====== Record extracts

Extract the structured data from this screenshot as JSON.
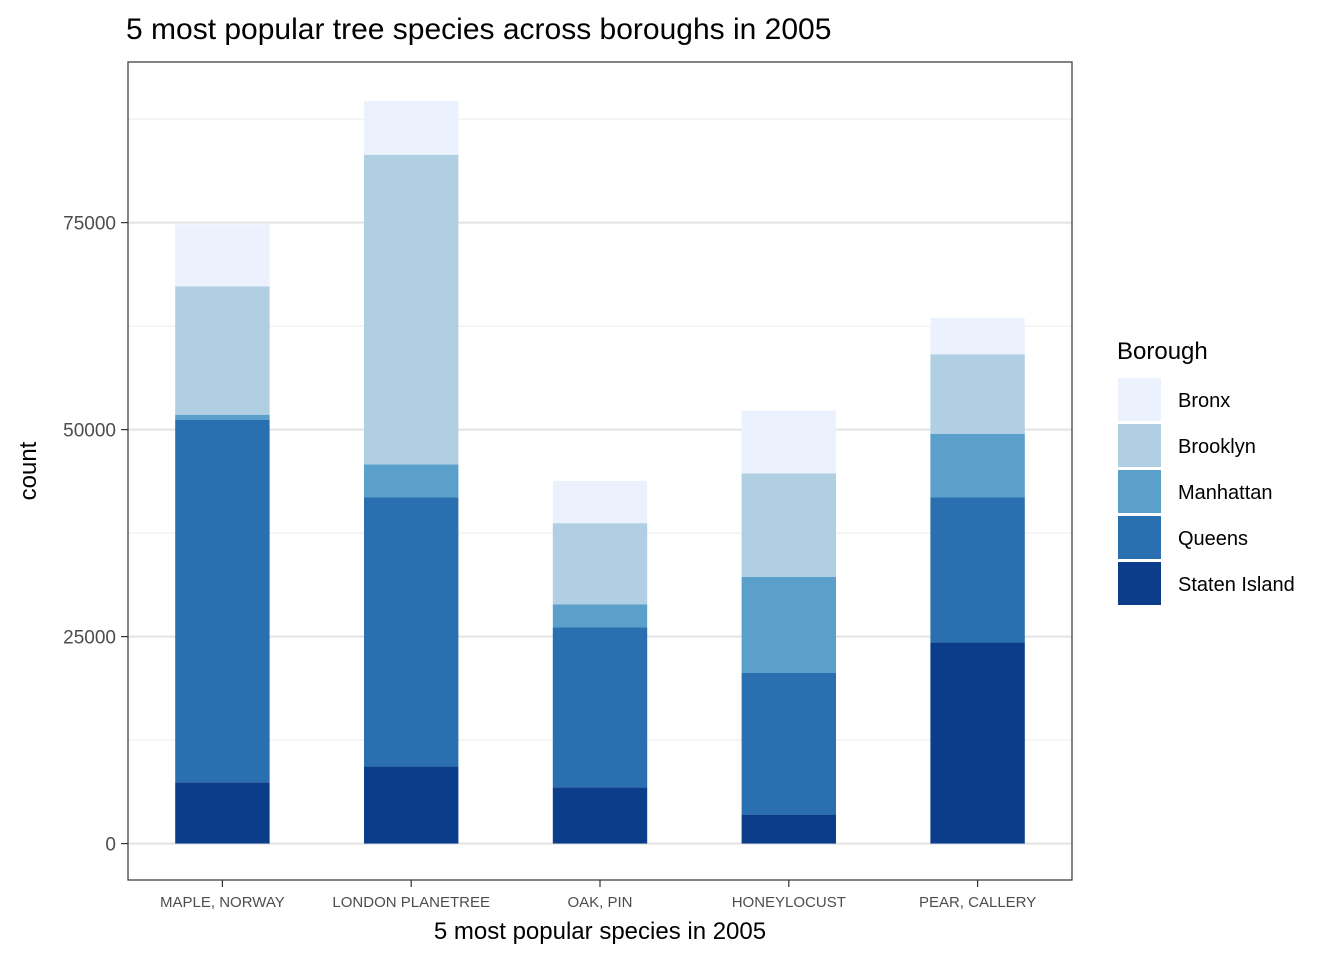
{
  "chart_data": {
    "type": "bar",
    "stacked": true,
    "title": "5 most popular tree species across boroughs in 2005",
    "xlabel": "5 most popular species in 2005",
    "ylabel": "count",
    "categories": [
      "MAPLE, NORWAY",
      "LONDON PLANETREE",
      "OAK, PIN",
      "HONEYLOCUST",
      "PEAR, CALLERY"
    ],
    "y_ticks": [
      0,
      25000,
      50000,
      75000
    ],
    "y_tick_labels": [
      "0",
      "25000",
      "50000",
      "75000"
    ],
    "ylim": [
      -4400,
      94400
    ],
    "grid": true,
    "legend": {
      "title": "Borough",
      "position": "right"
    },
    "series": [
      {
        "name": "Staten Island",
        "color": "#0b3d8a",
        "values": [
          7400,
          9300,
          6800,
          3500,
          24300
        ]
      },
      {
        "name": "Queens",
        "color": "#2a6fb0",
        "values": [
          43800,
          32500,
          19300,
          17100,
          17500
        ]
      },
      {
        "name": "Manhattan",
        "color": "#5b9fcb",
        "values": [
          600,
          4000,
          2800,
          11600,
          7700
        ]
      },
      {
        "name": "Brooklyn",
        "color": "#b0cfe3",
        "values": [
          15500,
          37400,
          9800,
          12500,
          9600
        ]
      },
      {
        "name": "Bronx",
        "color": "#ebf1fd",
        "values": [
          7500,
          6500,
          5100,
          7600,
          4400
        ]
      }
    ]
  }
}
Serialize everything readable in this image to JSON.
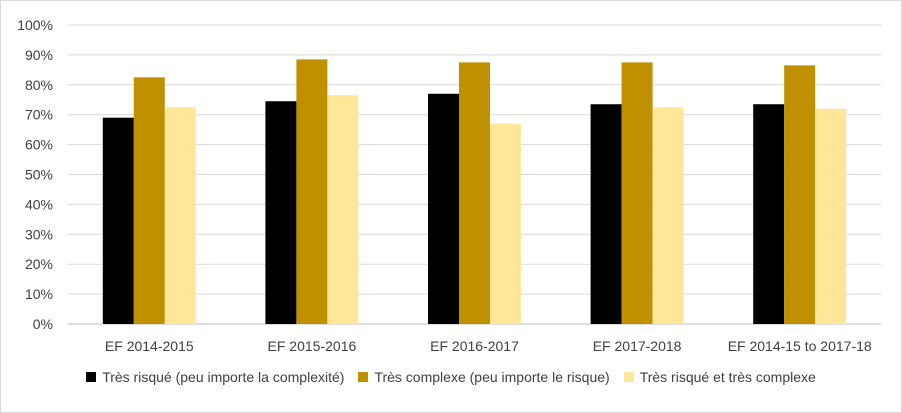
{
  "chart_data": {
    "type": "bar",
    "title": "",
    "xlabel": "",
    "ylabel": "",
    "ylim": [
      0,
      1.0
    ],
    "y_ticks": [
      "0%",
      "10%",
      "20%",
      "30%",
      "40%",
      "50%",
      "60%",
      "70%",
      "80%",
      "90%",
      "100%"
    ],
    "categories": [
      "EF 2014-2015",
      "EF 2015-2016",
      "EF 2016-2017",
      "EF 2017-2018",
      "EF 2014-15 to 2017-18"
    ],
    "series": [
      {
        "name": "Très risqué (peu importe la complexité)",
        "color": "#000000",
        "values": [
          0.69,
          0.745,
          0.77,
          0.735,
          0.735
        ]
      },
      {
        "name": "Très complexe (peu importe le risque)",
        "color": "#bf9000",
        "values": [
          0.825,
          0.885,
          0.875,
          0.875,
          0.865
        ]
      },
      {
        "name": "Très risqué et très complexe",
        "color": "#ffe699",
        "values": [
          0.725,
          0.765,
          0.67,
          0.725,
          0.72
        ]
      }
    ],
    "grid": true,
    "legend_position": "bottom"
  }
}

============
====== Record extracts

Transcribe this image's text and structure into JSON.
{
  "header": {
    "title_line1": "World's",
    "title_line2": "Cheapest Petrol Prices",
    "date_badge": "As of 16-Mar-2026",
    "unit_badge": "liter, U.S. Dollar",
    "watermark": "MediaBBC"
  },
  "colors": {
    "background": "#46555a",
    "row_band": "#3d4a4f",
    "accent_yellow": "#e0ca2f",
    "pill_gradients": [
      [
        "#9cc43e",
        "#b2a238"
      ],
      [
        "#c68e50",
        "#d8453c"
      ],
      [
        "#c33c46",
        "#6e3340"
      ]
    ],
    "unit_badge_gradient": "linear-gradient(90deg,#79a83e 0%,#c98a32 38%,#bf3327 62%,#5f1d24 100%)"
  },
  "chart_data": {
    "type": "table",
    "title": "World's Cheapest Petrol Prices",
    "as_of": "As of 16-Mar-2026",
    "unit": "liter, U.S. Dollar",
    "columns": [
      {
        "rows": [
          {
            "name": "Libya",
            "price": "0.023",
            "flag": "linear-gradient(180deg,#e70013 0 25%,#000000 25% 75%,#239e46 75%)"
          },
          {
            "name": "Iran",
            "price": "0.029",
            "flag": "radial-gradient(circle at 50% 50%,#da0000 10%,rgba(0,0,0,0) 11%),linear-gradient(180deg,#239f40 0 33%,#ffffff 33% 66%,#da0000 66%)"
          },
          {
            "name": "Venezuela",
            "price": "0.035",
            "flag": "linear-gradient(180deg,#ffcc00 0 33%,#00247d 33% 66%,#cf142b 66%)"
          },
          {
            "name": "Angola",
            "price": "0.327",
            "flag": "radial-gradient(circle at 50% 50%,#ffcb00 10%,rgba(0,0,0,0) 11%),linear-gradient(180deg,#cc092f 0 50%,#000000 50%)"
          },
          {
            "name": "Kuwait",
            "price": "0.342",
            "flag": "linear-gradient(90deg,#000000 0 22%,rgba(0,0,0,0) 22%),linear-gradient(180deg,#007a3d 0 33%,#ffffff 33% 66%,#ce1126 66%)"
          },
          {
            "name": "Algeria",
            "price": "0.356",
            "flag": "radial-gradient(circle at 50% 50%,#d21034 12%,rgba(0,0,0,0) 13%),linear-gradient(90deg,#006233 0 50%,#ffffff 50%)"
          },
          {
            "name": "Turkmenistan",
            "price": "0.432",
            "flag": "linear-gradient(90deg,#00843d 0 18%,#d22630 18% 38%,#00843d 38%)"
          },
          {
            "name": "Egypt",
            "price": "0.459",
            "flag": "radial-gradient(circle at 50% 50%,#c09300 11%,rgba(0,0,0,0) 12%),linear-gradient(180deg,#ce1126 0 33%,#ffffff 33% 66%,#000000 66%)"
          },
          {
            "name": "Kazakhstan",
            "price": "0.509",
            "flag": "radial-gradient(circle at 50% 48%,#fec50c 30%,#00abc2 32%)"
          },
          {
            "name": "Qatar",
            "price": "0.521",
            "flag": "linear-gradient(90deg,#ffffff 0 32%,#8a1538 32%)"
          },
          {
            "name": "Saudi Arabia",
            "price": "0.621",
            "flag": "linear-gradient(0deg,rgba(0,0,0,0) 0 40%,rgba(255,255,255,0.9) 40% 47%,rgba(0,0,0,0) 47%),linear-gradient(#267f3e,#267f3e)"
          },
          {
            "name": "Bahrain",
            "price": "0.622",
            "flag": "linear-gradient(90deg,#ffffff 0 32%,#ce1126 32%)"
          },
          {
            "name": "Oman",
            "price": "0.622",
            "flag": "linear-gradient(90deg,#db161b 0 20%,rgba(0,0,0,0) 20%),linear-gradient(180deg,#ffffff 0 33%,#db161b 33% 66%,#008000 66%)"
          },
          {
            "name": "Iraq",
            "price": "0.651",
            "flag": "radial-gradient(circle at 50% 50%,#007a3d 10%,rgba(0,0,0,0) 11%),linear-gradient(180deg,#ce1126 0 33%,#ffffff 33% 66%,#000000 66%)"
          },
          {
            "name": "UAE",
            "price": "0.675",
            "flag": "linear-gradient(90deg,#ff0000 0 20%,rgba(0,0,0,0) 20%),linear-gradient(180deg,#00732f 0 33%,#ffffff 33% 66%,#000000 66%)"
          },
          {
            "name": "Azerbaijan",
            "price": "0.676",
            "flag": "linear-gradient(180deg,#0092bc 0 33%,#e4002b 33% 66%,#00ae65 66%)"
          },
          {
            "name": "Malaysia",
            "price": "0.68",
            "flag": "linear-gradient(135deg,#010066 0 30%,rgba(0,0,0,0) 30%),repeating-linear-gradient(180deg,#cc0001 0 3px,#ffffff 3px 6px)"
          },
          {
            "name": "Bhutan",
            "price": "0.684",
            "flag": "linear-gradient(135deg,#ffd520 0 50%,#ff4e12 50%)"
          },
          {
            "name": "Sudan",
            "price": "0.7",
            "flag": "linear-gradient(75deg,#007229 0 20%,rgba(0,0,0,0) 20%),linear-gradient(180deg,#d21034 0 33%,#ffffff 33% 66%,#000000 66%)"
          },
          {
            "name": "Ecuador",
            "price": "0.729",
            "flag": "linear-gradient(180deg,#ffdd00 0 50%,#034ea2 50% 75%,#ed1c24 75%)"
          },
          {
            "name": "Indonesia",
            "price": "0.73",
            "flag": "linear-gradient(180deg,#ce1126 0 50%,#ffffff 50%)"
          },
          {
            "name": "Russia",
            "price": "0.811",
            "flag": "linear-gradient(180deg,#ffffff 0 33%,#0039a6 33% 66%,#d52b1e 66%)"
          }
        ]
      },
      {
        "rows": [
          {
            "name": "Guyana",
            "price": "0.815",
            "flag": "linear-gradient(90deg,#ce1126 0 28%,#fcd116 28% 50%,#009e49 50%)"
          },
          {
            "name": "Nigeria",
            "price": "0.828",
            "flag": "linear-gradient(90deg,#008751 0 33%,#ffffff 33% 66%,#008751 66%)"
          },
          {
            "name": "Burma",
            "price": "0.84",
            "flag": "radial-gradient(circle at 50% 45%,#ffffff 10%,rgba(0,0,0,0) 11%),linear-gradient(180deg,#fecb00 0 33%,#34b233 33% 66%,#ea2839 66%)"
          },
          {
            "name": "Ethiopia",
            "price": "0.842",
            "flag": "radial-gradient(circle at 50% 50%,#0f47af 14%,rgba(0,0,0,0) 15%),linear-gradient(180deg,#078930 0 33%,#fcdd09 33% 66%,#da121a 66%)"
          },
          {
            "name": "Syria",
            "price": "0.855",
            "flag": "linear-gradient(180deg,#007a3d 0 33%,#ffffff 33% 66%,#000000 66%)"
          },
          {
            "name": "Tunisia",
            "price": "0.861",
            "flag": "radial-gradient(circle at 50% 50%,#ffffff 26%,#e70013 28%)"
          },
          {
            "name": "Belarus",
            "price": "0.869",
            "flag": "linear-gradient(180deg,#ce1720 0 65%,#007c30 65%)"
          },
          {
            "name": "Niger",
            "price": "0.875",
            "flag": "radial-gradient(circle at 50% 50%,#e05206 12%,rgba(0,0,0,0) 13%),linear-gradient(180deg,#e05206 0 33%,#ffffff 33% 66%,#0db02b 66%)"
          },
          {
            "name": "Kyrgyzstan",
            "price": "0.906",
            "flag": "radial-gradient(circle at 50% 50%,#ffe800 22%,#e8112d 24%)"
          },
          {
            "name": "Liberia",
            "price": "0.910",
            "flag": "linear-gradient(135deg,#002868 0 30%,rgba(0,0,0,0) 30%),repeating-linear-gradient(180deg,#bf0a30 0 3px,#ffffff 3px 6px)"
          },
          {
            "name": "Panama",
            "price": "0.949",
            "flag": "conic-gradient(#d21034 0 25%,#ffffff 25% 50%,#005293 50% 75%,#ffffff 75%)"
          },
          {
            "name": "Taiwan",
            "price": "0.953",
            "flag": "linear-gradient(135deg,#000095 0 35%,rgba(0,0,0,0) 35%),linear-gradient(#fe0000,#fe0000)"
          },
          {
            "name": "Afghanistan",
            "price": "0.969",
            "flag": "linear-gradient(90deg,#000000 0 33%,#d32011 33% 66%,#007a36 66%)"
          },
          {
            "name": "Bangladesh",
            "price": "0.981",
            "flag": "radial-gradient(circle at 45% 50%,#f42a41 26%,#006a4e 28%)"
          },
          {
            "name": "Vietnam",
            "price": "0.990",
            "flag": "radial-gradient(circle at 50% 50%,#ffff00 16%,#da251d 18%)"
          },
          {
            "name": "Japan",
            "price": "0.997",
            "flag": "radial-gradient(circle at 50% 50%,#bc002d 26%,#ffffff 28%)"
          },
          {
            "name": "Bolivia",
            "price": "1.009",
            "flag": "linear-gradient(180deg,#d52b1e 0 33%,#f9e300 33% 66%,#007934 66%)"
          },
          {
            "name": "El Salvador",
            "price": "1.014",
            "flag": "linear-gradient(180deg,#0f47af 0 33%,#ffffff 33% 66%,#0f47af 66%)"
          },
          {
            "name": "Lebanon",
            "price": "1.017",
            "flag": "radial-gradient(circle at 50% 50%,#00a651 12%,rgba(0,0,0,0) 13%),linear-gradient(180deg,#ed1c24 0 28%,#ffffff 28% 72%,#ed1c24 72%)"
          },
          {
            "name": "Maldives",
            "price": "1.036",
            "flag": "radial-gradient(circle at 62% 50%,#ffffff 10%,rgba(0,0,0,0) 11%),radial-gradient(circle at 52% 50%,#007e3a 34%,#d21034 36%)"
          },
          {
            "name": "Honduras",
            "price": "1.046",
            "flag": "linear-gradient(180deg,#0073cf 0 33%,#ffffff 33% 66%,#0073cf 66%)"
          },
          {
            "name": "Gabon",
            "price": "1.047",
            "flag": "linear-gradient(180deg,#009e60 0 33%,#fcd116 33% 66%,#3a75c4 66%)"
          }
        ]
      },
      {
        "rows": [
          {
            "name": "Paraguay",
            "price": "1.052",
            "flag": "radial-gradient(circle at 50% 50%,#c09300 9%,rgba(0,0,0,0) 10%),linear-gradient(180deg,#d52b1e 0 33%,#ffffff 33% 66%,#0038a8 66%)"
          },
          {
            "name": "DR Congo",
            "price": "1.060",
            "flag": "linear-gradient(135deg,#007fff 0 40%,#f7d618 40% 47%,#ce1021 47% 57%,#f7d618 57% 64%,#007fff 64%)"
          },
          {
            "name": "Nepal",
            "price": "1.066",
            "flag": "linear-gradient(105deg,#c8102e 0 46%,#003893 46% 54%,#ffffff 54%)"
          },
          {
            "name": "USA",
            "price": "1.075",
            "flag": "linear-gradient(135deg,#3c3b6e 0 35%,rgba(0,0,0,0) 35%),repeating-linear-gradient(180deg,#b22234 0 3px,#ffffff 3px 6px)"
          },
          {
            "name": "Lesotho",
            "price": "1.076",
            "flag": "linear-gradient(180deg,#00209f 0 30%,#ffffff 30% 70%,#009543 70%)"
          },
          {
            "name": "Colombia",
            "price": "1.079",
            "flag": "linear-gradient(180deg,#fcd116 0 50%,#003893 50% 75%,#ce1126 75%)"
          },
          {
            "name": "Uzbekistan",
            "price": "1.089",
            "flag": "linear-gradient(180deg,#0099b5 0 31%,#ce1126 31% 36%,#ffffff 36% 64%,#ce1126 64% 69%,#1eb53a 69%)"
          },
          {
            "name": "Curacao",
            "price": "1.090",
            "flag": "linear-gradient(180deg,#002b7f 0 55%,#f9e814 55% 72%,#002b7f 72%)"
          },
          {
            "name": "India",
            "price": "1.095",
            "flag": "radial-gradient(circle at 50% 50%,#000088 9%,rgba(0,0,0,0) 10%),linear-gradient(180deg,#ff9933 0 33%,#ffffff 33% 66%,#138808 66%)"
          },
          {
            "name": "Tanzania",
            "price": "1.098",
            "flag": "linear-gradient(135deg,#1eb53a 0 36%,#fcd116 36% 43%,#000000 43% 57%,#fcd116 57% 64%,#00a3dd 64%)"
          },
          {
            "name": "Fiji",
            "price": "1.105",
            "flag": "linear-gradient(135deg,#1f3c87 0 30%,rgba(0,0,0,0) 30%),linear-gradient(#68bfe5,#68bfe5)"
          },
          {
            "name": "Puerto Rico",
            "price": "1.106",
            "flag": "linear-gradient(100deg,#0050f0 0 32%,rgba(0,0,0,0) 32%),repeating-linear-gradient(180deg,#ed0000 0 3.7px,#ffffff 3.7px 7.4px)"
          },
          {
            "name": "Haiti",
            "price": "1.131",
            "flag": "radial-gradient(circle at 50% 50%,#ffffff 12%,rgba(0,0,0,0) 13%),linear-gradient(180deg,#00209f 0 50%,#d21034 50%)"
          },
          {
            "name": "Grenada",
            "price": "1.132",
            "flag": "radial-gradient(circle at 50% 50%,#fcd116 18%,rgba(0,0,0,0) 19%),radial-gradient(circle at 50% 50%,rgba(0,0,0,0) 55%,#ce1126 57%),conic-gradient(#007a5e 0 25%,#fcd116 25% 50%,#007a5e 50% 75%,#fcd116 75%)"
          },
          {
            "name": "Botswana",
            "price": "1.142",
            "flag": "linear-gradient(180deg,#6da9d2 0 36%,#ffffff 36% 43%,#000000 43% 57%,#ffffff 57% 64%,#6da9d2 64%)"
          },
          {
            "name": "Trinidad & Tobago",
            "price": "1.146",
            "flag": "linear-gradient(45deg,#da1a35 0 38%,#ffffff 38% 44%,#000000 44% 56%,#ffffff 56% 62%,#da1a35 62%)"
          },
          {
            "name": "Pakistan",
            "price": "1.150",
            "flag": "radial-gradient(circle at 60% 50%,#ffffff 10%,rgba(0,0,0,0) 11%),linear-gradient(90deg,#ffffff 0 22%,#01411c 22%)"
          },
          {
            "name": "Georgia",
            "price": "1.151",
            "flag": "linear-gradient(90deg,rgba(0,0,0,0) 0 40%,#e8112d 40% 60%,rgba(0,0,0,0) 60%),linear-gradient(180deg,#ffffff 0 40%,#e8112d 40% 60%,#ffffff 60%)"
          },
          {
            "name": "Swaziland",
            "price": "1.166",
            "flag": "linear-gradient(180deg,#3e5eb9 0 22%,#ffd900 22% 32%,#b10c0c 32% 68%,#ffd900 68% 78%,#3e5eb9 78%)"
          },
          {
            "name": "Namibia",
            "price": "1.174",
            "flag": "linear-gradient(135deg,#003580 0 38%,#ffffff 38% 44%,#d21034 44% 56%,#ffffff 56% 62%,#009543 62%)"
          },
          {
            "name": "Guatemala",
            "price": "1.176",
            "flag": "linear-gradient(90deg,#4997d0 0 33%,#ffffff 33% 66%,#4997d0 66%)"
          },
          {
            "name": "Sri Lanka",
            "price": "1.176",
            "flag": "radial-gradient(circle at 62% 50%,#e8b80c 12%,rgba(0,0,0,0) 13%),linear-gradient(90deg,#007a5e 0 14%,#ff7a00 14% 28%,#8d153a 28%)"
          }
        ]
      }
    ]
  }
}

============
====== Record extracts

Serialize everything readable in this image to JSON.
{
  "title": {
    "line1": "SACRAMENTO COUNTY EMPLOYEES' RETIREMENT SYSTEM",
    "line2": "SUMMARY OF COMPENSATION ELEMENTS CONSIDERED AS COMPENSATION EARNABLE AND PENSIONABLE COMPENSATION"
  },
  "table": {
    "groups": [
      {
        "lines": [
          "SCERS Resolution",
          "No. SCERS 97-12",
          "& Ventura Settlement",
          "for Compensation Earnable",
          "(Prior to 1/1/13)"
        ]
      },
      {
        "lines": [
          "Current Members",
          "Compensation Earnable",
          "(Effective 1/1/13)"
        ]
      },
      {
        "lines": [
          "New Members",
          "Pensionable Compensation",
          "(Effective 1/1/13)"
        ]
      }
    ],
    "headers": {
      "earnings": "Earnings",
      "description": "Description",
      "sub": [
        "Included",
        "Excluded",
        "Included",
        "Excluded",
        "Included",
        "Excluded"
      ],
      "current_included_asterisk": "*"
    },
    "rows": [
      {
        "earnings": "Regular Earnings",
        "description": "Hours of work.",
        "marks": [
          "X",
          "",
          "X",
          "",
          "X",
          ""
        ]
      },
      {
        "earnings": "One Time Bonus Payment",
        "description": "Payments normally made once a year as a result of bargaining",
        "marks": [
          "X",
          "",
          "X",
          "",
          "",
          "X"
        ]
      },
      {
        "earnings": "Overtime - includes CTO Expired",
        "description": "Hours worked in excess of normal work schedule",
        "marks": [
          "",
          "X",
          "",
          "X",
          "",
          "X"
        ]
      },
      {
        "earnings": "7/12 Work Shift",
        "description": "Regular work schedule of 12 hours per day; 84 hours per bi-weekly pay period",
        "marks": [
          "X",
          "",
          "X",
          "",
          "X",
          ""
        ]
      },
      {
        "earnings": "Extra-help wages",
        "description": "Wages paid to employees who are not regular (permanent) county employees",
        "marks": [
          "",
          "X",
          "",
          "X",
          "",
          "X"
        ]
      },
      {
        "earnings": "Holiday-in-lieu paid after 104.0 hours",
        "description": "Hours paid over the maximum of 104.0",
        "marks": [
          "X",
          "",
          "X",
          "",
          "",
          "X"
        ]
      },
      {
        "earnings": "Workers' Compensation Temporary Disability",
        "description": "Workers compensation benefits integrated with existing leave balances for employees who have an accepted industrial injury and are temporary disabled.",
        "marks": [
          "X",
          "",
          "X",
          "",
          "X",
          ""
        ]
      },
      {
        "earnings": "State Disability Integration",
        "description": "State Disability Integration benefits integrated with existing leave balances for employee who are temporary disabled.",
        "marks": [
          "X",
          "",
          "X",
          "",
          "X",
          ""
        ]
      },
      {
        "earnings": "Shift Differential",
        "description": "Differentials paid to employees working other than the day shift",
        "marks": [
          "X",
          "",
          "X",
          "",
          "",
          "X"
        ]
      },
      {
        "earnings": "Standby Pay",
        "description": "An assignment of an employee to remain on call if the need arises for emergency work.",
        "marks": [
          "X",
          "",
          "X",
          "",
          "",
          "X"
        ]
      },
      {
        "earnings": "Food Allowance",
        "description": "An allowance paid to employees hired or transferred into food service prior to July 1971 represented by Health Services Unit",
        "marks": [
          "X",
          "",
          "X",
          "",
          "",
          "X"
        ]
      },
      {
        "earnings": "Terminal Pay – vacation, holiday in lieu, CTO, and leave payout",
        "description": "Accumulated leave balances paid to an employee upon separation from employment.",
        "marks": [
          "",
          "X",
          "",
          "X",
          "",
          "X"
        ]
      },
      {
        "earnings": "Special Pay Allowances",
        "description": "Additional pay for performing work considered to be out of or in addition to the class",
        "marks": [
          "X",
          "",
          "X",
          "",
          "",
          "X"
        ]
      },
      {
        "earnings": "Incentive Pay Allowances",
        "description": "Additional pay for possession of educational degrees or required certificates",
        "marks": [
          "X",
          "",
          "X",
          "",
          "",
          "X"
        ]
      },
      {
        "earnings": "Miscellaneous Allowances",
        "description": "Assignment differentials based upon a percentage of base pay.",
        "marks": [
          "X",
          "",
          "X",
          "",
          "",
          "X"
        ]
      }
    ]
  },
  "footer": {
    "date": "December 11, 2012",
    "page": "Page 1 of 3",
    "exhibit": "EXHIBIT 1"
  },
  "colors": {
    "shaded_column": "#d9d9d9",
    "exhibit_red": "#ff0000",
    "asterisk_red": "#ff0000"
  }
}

============

**The task:** Look through the material above and pick out each line holding the word "JSON".

**Exercise output:**
Extract the structured data from this screenshot as JSON.
Serialize everything readable in this image to JSON.
Transcribe this image's text and structure into JSON.
Serialize everything readable in this image to JSON.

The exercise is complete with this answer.